• **TASK BRIEF**: Output each entry verbatim and exclude every picture from it.

= = = = = = =

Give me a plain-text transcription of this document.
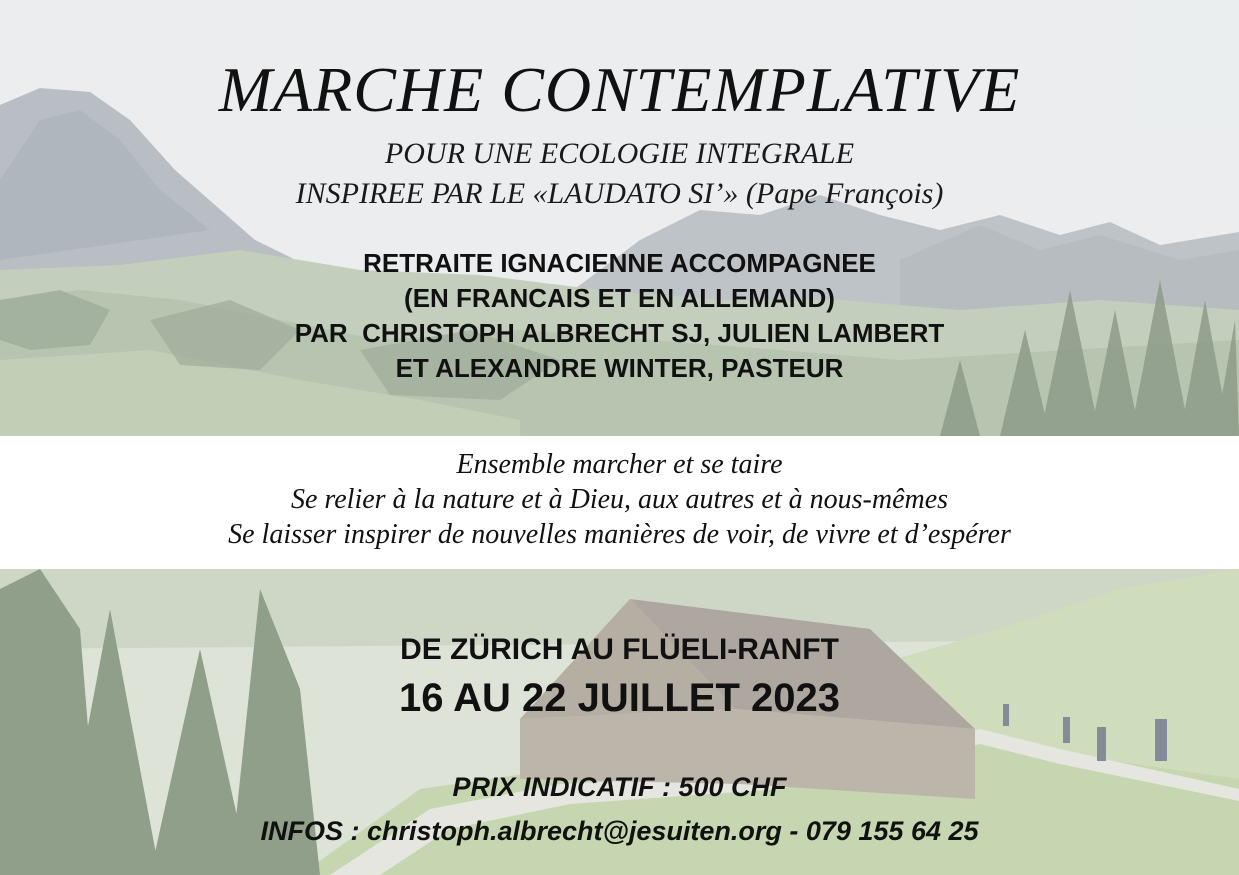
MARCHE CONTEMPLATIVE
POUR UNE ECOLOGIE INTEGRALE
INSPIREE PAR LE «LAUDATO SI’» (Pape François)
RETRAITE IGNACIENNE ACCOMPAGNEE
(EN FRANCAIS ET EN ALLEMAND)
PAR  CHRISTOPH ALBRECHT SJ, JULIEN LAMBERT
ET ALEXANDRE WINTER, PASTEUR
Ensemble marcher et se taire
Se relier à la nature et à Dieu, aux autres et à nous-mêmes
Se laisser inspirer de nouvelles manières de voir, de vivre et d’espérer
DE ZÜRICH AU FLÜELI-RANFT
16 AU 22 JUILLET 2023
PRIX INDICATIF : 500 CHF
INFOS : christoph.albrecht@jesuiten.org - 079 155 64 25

= = = = = = =

• **EXPECTED ANSWER**:
Give me a plain-text transcription of this document.
MARCHE CONTEMPLATIVE
POUR UNE ECOLOGIE INTEGRALE
INSPIREE PAR LE «LAUDATO SI’» (Pape François)
RETRAITE IGNACIENNE ACCOMPAGNEE
(EN FRANCAIS ET EN ALLEMAND)
PAR  CHRISTOPH ALBRECHT SJ, JULIEN LAMBERT
ET ALEXANDRE WINTER, PASTEUR
Ensemble marcher et se taire
Se relier à la nature et à Dieu, aux autres et à nous-mêmes
Se laisser inspirer de nouvelles manières de voir, de vivre et d’espérer
DE ZÜRICH AU FLÜELI-RANFT
16 AU 22 JUILLET 2023
PRIX INDICATIF : 500 CHF
INFOS : christoph.albrecht@jesuiten.org - 079 155 64 25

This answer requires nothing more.